Bevor wir einen Preis für Einfältigkeit verliehen bekommen, soll es heute etwas anderes geben. Zumal ich einen Teil meiner hinzu gewonnenen Freizeit-Potenziale für die Entwicklung eines eigenen Cooking-Style’s nutzen werde (wir werden berichten).

Die letzte Woche habe ich unter anderem dazu genutzt, unseren nicht gerade kleinen French-Door-Kühlschrank zu „entkernen.“ Mit Kirsten gemeinsam habe ich eine neue, noch bewusstere Ära der Vorratshaltung eingeläutet. Unsere Liste mit dem Namen „Wenn diese Dinge fehlen, wird’s uns mulmig“ nimmt immer konkretere Formen an. Als leidenschaftliche Gastgeber und Selbst-Gerne-Futterer wollen wir jederzeit auf  einfache, schöne Dinge zurückgreifen können, um daraus etwas kulinarisch
Kreatives zu zaubern.

Meine Frau will mich dabei beobachtet haben, dass ich vor dem Kühlschrank stand … beide Türen weit geöffnet … und dreingeschaut habe, als würde ich gerade „Ein gutes Jahr“ auf unserem Flatscreen schauen. Womöglich hat sie Recht. Dieses Bild aus frischen Zutaten, Saucenansätzen, selbstgebauten Dips, Gläsern mit eingelegten Oliven, Käse, Salami … dazwischen die Reste von den Gerichten der letzten Tage … Ein herrliches Buffet für die Sinne und die Motivation, daraus etwas zu kreieren. Bekanntes und gerne auch Unbekanntes, Neues …  

Mit diesem Bild im Kopf drehe ich eine Runde mit unserer Fellnase Paula. Durch das Kubaai-Gelände geht’s die Aa entlang zu einem Zwischencappuccino bei
„Imping – Das Café.“ Inspiriert durch den Besuch eines Multi-Kulti-Restaurants am letzten Wochenende nach der Pro-Wein in Düsseldorf, puzzeln sich arabische und indische Gerüche in meinem Kopf zusammen.

→ **VORLIEGENDE DATEN**:
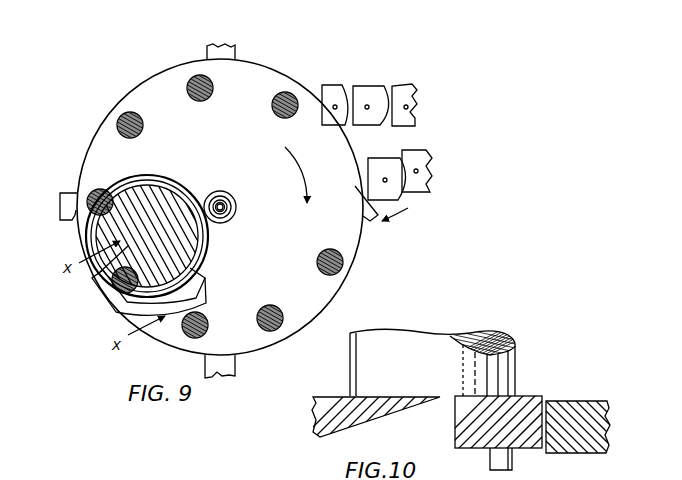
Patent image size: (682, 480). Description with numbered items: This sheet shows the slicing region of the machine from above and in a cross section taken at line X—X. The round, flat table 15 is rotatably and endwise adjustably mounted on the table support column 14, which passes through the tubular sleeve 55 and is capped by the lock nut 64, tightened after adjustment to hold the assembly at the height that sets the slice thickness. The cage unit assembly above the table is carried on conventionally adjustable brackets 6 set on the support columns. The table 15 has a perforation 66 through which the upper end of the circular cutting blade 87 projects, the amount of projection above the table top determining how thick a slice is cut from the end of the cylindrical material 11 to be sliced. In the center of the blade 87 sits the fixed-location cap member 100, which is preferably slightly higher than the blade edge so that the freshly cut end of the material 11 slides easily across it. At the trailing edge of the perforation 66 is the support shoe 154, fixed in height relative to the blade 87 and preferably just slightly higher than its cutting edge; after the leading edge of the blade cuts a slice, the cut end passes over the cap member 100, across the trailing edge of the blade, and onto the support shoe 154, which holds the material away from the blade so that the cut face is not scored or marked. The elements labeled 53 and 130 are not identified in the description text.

In FIG. 9, the adjustable brackets 6 is at (242, 52).
In FIG. 9, the material to be sliced 11 is at (282, 305).
In FIG. 10, the material to be sliced 11 is at (516, 345).
In FIG. 9, the table support column 14 is at (223, 204).
In FIG. 9, the table 15 is at (322, 297).
In FIG. 10, the table 15 is at (597, 401).
In FIG. 9, the shaft 53 is at (236, 207).
In FIG. 9, the tubular sleeve 55 is at (242, 219).
In FIG. 9, the lock nut 64 is at (232, 207).
In FIG. 9, the perforation 66 is at (105, 270).
In FIG. 10, the perforation 66 is at (537, 450).
In FIG. 9, the circular cutting blade 87 is at (206, 236).
In FIG. 10, the circular cutting blade 87 is at (380, 418).
In FIG. 9, the cap member 100 is at (150, 227).
In FIG. 9, the pawl elements 130 is at (390, 72).
In FIG. 9, the support shoe 154 is at (122, 303).
In FIG. 10, the support shoe 154 is at (545, 396).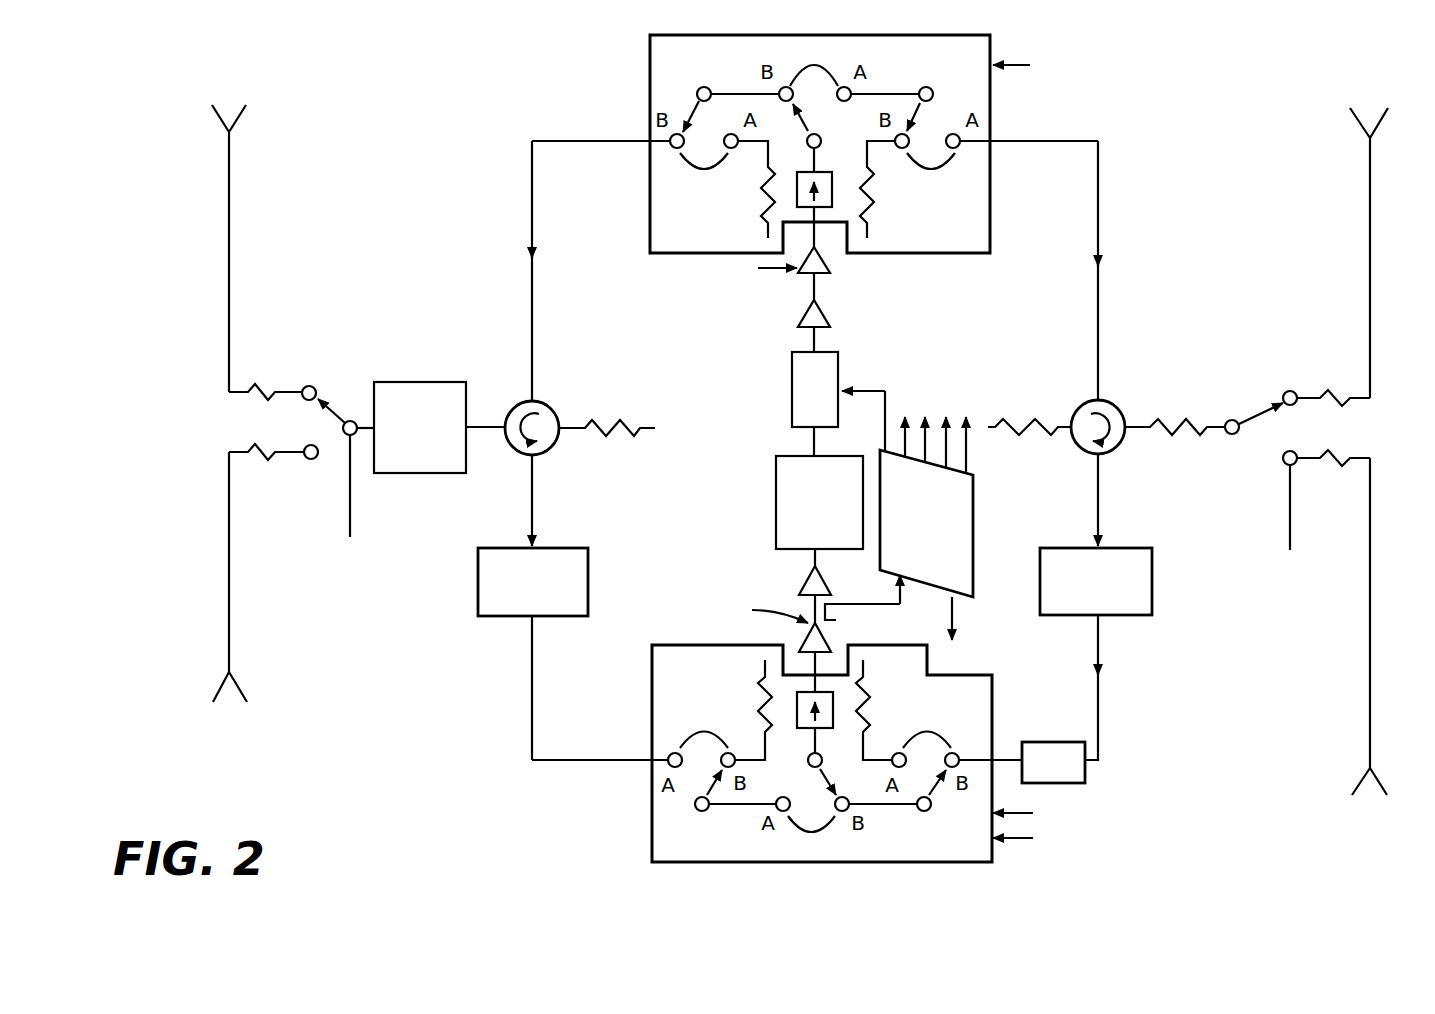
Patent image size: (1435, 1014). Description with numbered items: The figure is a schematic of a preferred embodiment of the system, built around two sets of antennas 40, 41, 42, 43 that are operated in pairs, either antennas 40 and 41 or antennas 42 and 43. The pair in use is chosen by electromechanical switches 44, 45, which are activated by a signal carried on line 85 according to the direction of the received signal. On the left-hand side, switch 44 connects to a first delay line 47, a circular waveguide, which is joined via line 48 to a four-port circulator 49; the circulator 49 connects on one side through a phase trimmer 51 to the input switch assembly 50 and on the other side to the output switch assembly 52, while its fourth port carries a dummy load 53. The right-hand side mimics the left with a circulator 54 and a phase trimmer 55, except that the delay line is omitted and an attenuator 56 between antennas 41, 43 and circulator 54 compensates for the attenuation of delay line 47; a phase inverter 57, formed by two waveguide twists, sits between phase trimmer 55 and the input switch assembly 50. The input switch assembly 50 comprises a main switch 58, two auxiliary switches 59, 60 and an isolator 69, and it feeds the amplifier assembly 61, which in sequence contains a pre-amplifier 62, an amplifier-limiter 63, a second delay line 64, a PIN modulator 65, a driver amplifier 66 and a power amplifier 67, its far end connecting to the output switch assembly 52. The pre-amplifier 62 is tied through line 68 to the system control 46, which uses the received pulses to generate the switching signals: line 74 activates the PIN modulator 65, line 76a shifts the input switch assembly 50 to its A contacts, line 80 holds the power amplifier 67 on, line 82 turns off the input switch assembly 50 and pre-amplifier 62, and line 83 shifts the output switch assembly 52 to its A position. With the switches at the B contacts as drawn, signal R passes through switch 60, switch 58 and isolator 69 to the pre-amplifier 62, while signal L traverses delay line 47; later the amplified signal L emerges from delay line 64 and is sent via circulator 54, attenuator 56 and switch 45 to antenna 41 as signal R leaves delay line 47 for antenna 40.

The antenna 40 is at (237, 120).
The antenna 41 is at (1377, 123).
The antenna 42 is at (243, 684).
The antenna 43 is at (1358, 783).
The electromechanical switch 44 is at (333, 412).
The electromechanical switch 45 is at (1248, 413).
The system control 46 is at (973, 505).
The first delay line 47 is at (420, 382).
The line 48 is at (483, 427).
The four-port circulator 49 is at (552, 446).
The input switch assembly 50 is at (652, 845).
The phase trimmer 51 is at (588, 590).
The output switch assembly 52 is at (650, 238).
The dummy load 53 is at (600, 426).
The circulator 54 is at (1113, 402).
The phase trimmer 55 is at (1152, 588).
The attenuator 56 is at (1163, 420).
The phase inverter 57 is at (1085, 767).
The main switch 58 is at (827, 772).
The auxiliary switch 59 is at (703, 730).
The auxiliary switch 60 is at (930, 730).
The amplifier assembly 61 is at (669, 554).
The pre-amplifier 62 is at (828, 644).
The amplifier-limiter 63 is at (800, 592).
The second delay line 64 is at (775, 487).
The PIN modulator 65 is at (790, 375).
The driver amplifier 66 is at (825, 312).
The power amplifier 67 is at (830, 268).
The line 68 is at (878, 605).
The isolator 69 is at (833, 720).
The line 74 is at (862, 393).
The line 76a is at (1030, 813).
The line 80 is at (775, 268).
The line 82 is at (1033, 865).
The line 83 is at (1018, 65).
The line 85 is at (352, 510).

→ **ZU ERLEDIGEN**:
1. Zähle alle Dinge auf, aus denen laut Textauszug das Bild im geöffneten Kühlschrank besteht.
2. Schreib im Textauszug alles von „Die letzte Woche“ bis hinunter zu „Kreatives zu zaubern.“ neu und ersetze dabei „Kirsten“ durch „meiner Frau“.
Die Daten sind eigenständiges Material und gehören nicht zum Textauszug.

→ **ERGEBNISSE**:
1.
- frische Zutaten
- Saucenansätze
- selbstgebaute Dips
- Gläser mit eingelegten Oliven
- Käse
- Salami
- die Reste von den Gerichten der letzten Tage

2.
Die letzte Woche habe ich unter anderem dazu genutzt, unseren nicht gerade kleinen French-Door-Kühlschrank zu „entkernen.“ Mit meiner Frau gemeinsam habe ich eine neue, noch bewusstere Ära der Vorratshaltung eingeläutet. Unsere Liste mit dem Namen „Wenn diese Dinge fehlen, wird’s uns mulmig“ nimmt immer konkretere Formen an. Als leidenschaftliche Gastgeber und Selbst-Gerne-Futterer wollen wir jederzeit auf  einfache, schöne Dinge zurückgreifen können, um daraus etwas kulinarisch
Kreatives zu zaubern.